Exercise task:
Only lines with the word "pagina" are needed; collect each of them from the listing below.

═══ Given records

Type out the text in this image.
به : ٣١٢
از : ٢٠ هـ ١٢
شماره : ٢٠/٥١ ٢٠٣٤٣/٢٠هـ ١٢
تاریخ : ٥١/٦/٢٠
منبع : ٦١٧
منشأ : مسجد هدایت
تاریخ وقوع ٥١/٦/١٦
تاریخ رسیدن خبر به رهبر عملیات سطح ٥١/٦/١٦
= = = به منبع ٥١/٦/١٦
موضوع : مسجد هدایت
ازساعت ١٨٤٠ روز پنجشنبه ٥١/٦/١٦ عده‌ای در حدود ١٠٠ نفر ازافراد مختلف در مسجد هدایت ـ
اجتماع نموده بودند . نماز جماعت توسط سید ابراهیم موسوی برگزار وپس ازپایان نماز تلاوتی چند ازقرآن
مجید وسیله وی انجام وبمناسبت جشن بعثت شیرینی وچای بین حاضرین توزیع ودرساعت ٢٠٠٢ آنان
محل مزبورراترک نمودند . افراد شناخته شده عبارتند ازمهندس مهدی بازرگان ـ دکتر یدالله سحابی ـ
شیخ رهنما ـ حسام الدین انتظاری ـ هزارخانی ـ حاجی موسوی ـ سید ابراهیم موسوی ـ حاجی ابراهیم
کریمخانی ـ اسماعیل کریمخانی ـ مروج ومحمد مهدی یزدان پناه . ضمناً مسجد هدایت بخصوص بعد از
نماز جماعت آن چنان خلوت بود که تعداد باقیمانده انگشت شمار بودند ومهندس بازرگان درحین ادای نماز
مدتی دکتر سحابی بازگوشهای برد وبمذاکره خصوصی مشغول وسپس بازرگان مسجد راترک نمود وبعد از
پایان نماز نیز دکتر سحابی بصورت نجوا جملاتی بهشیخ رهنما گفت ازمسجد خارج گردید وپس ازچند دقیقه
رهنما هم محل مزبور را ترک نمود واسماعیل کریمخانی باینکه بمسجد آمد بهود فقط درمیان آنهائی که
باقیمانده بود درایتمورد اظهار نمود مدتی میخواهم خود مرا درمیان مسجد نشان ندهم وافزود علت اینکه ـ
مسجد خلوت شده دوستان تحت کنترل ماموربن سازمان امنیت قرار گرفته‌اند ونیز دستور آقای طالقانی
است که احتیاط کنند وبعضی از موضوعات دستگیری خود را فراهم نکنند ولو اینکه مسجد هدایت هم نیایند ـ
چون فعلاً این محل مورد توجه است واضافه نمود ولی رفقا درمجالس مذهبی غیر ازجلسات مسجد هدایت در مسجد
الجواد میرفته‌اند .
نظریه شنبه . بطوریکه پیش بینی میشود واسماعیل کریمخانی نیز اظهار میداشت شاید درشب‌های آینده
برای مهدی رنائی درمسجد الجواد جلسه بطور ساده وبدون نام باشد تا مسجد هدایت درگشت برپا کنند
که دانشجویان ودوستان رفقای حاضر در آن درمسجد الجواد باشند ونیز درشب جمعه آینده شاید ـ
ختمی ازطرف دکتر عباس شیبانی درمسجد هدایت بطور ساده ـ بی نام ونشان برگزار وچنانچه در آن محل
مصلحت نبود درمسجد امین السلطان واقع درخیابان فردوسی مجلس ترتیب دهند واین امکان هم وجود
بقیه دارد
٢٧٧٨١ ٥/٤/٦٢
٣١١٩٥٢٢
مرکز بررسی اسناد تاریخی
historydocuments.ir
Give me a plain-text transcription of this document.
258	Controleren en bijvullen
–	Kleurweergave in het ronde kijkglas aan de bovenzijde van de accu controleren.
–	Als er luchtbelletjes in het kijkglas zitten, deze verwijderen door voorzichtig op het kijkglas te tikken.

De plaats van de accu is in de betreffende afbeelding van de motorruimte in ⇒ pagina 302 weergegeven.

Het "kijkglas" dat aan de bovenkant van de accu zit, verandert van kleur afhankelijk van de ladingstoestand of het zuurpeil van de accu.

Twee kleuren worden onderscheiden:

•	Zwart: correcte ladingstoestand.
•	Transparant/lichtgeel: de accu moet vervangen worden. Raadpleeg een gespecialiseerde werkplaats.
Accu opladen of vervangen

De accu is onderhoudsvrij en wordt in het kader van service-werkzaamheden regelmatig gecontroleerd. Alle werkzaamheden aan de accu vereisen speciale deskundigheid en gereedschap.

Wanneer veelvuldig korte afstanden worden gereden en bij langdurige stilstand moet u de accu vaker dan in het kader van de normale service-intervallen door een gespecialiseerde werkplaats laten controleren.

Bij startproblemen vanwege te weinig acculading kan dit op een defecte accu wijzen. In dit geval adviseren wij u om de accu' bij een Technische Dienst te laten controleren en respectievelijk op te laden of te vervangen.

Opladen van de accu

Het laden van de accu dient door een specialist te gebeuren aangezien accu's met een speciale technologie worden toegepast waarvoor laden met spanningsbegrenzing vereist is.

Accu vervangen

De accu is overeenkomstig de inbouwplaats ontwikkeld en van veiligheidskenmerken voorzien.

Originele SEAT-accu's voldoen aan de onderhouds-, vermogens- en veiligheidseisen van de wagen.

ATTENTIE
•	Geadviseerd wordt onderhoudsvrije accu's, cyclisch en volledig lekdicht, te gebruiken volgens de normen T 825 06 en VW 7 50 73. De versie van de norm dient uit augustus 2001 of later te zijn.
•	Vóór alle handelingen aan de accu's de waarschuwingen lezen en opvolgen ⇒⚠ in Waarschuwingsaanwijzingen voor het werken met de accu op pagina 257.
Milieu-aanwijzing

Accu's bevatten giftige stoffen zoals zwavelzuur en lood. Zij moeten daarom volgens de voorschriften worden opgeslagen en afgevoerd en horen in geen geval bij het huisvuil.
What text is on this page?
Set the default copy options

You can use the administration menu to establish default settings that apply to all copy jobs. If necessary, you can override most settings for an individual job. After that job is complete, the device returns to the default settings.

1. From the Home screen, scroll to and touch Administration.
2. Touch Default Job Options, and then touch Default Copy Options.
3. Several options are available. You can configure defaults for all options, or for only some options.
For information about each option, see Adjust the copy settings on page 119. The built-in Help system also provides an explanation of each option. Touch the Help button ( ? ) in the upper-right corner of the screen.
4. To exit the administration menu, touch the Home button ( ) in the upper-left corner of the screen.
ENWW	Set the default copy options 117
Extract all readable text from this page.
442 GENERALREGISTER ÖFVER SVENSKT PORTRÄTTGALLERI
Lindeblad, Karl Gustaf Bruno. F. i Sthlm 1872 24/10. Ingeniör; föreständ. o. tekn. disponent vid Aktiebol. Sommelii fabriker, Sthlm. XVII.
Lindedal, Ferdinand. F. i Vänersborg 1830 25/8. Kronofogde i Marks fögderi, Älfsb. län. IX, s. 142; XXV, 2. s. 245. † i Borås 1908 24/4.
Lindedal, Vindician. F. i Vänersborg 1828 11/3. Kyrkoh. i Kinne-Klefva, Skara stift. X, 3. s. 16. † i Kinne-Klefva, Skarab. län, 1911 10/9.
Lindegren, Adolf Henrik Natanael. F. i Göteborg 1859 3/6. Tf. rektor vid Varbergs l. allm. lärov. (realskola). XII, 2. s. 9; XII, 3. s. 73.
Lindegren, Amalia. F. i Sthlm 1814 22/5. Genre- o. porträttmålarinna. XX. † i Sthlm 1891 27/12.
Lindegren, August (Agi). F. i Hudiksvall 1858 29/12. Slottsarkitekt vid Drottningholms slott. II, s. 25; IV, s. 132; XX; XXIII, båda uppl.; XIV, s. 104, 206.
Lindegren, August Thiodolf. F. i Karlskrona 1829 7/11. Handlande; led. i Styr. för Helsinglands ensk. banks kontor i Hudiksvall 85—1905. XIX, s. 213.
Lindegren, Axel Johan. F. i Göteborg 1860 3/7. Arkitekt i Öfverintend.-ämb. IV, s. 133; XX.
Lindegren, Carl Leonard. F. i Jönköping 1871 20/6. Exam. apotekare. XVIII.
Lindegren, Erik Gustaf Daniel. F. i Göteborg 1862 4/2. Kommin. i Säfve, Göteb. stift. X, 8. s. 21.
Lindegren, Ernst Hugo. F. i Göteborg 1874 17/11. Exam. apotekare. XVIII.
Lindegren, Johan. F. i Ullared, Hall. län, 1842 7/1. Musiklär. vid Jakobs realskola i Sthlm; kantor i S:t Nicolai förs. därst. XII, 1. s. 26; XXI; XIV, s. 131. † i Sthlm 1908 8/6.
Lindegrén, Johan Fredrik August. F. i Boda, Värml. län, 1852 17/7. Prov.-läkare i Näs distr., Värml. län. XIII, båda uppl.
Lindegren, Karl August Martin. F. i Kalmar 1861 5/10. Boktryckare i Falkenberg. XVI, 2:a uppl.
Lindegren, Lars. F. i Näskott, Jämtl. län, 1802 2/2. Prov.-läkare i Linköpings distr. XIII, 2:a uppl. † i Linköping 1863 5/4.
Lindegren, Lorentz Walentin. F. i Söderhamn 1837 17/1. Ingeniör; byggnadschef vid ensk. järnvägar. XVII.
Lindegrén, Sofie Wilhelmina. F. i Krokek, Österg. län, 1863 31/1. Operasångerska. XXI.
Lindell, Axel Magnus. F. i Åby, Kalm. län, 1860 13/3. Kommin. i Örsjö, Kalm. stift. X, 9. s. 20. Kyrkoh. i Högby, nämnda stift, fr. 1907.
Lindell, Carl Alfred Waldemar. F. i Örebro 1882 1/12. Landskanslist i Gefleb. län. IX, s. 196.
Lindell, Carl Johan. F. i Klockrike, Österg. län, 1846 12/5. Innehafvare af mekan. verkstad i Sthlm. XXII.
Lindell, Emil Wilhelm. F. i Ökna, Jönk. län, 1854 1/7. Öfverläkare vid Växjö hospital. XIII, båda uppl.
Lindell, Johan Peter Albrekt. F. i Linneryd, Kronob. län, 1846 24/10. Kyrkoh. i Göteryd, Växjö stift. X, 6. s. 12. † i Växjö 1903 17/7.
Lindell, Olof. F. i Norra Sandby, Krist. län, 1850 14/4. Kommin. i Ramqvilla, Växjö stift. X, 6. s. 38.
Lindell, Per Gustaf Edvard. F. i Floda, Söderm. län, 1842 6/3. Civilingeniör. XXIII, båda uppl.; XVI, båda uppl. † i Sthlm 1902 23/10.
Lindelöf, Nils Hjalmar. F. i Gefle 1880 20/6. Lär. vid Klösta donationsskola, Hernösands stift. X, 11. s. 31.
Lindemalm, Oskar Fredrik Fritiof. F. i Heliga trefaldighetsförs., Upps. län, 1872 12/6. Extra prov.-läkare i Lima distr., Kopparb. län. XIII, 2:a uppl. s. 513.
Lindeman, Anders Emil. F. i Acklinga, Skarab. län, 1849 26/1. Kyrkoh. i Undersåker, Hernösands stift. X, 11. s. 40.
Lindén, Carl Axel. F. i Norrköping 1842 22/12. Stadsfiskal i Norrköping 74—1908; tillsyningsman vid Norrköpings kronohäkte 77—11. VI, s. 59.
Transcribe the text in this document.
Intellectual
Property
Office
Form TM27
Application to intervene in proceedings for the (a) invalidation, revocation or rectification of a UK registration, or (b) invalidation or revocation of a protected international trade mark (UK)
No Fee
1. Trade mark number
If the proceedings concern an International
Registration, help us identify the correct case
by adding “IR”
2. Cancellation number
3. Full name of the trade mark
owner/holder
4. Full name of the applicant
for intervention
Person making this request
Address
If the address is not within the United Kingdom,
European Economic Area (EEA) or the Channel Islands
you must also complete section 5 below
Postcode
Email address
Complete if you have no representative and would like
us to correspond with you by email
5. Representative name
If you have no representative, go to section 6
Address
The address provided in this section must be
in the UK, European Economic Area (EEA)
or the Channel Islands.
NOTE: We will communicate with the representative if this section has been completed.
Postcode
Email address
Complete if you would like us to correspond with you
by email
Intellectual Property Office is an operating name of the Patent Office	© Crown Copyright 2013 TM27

══════

The answer:
De plaats van de accu is in de betreffende afbeelding van de motorruimte in ⇒ pagina 302 weergegeven.
•	Vóór alle handelingen aan de accu's de waarschuwingen lezen en opvolgen ⇒⚠ in Waarschuwingsaanwijzingen voor het werken met de accu op pagina 257.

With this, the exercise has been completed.